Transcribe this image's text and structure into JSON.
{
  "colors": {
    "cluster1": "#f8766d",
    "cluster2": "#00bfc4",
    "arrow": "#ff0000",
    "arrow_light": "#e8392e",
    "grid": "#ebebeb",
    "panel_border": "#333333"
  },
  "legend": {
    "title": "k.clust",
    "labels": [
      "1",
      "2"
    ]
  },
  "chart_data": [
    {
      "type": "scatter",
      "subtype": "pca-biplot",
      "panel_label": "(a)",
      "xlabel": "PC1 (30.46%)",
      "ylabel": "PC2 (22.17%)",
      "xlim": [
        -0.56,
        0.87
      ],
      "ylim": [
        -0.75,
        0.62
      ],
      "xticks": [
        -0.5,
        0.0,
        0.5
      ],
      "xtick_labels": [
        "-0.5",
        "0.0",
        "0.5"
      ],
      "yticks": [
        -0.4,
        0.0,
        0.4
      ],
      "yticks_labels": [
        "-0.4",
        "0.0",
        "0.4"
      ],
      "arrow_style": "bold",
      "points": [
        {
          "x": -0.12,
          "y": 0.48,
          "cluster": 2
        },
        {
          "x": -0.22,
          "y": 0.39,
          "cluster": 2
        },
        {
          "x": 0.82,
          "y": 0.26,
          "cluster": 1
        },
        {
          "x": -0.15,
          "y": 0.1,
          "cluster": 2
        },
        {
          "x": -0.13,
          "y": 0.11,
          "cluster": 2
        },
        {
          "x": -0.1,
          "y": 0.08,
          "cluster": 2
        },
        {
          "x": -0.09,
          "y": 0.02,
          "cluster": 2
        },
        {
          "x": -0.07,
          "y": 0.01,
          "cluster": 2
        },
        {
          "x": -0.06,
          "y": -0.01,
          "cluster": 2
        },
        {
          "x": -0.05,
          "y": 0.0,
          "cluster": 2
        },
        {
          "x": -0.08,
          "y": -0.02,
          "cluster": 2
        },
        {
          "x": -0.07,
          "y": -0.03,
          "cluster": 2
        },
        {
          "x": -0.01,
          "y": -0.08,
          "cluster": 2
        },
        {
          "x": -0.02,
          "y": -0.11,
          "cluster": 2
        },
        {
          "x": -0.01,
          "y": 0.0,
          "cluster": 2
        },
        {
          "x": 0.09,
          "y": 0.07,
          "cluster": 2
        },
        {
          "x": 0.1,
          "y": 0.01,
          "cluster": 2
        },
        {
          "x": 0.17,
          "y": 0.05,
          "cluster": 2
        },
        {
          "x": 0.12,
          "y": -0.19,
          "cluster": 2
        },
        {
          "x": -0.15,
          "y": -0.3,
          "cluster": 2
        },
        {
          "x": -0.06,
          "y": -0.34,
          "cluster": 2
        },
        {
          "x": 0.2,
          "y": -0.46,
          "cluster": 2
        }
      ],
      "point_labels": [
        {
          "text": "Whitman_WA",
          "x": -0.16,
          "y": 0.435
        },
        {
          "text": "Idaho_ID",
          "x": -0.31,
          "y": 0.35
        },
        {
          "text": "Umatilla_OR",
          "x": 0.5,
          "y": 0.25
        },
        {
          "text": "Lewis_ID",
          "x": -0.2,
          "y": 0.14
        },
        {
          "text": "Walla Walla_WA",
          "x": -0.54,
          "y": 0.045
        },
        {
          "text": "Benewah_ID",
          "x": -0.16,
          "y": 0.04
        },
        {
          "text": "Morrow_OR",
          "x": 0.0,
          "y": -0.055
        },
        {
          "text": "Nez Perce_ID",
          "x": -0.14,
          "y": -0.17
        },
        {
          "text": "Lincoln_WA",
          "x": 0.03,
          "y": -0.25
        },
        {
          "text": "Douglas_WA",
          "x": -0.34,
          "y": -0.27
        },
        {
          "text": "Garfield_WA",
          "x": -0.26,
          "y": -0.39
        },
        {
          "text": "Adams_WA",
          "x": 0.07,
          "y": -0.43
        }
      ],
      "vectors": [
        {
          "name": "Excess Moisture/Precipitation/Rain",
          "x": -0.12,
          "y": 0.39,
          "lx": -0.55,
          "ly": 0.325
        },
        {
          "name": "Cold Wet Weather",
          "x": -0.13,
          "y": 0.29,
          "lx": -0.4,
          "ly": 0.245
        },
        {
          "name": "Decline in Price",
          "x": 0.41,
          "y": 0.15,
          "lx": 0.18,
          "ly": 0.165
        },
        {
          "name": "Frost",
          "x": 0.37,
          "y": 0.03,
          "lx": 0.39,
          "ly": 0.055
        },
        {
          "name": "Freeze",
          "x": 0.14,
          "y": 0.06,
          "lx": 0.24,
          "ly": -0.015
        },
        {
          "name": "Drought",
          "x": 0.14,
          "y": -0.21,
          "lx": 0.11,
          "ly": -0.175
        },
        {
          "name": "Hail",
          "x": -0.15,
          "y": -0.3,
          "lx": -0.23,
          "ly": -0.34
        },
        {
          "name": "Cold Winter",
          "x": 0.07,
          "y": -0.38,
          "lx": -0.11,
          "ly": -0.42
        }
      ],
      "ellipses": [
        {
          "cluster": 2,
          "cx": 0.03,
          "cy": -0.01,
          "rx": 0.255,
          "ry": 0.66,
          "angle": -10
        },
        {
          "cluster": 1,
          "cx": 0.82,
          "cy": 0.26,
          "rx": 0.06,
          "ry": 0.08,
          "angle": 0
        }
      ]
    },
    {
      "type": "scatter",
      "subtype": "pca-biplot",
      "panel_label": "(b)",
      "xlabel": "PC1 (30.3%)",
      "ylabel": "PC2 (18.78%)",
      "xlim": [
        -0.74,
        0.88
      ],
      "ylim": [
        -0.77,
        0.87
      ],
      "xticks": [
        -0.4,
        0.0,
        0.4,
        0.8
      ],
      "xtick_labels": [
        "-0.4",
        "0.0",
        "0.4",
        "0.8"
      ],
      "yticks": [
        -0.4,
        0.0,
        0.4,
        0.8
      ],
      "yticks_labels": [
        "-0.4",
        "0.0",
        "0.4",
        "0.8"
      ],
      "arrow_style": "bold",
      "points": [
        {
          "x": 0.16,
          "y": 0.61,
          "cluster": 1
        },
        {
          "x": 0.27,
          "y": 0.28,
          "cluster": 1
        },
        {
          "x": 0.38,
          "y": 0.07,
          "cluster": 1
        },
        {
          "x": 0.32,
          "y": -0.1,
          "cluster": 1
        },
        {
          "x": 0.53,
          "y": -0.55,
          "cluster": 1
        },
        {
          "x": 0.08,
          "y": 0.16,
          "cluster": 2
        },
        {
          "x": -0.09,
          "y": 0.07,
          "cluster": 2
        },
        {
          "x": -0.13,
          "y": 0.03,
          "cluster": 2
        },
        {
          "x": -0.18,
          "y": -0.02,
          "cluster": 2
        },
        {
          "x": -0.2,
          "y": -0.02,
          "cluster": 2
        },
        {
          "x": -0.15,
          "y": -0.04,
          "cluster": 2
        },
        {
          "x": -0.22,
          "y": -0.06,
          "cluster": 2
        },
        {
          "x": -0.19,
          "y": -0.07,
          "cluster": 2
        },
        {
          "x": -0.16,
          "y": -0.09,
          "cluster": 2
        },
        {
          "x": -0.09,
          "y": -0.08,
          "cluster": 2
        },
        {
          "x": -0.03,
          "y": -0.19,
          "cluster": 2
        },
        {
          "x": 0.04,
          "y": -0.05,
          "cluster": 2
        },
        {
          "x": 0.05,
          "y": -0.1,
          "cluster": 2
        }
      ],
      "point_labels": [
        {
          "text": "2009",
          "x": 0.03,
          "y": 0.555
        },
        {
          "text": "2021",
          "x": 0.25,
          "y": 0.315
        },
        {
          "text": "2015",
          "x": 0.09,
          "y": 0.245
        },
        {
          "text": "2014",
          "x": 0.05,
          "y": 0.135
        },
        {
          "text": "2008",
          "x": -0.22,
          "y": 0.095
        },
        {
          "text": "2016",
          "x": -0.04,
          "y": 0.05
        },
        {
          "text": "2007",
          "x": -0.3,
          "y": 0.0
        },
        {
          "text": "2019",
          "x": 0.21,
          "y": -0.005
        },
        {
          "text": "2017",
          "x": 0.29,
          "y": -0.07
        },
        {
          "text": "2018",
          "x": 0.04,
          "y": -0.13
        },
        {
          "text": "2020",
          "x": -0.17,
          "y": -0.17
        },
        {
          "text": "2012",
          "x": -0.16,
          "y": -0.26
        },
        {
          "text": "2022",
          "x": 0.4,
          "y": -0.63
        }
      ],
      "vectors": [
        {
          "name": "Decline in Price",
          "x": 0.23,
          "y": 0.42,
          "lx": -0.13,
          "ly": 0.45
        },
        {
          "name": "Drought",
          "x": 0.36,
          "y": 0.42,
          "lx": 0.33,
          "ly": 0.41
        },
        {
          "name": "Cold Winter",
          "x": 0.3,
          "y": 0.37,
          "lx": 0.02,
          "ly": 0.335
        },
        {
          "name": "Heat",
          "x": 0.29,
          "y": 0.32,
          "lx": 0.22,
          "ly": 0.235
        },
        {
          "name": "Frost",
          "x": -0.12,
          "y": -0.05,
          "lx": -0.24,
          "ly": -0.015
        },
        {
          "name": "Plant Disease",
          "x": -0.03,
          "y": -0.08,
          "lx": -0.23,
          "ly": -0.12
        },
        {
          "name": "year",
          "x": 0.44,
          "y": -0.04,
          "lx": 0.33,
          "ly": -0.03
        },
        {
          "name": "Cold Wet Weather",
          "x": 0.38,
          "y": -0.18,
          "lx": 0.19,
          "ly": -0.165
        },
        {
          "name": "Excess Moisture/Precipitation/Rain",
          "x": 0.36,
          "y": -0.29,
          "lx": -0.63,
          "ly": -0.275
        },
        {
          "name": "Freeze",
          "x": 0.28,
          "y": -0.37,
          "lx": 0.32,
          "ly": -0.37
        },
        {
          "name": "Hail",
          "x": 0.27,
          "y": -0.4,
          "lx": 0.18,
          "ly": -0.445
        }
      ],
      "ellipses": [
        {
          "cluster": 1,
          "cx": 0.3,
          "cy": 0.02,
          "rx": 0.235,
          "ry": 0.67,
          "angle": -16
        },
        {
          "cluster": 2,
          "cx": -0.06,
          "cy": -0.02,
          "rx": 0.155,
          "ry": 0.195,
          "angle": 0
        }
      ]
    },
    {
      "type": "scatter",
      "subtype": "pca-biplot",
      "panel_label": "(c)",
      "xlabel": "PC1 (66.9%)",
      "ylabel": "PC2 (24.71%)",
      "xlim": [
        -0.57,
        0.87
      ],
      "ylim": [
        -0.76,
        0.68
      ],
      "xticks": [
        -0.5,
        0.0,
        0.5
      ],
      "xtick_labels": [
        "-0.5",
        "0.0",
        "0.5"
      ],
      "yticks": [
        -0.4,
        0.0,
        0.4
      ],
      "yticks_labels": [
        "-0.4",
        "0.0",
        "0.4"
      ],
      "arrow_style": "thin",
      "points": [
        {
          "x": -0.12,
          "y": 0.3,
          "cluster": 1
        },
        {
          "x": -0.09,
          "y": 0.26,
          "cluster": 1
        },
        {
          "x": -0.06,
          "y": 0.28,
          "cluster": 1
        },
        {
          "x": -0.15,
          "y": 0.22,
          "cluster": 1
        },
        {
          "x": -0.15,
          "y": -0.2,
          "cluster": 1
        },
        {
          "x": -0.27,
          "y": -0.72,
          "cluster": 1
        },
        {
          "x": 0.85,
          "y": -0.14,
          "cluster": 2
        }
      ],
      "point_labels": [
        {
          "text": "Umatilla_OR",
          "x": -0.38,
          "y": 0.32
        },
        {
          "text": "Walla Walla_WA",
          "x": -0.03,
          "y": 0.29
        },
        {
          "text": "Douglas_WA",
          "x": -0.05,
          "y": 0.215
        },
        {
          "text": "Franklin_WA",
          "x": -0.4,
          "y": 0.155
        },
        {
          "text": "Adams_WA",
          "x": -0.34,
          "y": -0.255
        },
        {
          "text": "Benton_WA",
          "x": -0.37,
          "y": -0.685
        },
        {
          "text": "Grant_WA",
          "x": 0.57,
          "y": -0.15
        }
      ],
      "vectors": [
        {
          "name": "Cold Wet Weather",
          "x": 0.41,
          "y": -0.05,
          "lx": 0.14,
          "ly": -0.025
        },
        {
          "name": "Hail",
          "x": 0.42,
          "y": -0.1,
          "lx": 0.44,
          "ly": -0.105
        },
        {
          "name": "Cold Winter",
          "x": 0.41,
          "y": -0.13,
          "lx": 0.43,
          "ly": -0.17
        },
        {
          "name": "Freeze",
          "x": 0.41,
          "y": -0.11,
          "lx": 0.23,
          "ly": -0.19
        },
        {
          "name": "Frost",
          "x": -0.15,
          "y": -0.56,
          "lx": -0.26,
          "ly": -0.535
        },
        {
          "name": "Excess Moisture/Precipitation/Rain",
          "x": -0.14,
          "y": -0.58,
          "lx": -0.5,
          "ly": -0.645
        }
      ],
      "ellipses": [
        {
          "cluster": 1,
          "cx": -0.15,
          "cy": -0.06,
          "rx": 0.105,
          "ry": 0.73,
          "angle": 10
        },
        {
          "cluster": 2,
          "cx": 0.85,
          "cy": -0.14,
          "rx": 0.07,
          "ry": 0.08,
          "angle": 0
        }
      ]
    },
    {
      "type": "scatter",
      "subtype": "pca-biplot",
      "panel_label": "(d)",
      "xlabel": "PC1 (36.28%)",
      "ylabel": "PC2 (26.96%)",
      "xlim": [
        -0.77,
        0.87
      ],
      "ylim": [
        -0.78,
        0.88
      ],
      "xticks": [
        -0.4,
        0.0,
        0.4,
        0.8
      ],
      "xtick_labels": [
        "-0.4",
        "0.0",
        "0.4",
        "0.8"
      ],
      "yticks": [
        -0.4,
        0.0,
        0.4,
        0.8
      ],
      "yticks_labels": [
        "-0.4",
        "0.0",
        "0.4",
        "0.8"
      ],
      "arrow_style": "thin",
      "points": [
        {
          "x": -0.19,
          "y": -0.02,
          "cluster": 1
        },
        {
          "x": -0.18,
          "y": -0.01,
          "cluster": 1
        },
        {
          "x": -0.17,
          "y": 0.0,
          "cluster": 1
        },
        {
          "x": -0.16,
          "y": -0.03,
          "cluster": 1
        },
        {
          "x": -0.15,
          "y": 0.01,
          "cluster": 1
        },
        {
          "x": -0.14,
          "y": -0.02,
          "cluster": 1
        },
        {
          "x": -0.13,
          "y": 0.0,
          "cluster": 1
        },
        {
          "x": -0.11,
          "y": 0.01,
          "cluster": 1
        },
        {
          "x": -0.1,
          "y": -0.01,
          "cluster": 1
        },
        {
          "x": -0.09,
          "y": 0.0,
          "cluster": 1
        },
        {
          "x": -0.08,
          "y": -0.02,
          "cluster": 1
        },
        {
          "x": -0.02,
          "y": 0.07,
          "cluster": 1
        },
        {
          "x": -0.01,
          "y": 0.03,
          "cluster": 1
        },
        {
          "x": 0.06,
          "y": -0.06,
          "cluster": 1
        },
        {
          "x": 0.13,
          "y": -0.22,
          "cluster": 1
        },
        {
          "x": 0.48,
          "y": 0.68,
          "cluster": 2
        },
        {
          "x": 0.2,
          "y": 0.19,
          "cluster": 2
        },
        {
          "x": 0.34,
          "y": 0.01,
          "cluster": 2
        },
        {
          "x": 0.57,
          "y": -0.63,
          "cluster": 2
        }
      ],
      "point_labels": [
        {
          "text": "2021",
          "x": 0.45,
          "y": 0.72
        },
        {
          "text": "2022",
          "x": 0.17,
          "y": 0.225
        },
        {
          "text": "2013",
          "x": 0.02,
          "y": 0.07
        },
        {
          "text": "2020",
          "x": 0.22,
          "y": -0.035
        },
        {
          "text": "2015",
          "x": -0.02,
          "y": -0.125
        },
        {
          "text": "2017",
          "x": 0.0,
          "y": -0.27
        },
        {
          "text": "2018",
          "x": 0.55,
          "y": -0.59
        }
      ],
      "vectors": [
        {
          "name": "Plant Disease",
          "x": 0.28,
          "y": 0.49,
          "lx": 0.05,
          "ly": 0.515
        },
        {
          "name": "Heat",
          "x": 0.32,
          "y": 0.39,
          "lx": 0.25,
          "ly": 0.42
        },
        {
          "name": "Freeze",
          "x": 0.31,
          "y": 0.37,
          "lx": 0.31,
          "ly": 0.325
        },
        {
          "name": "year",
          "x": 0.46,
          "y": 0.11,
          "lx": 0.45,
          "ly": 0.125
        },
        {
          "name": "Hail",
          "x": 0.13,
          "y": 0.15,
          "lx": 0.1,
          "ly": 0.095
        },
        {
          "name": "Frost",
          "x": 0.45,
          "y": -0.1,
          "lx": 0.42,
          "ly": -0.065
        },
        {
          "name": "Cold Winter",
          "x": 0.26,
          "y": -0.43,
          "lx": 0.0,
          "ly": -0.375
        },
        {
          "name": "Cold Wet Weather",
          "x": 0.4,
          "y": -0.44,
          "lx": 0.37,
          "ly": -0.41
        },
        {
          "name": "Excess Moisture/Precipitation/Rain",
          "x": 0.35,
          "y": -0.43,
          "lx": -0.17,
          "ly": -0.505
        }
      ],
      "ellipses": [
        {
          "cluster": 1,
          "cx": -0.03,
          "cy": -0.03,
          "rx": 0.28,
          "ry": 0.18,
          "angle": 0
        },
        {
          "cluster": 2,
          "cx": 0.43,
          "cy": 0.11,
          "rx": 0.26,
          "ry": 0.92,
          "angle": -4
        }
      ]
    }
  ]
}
○ ○ ○ ○ ○
Work through the data and report how many of its lines hold the word "xlabel", giving only the figure.

4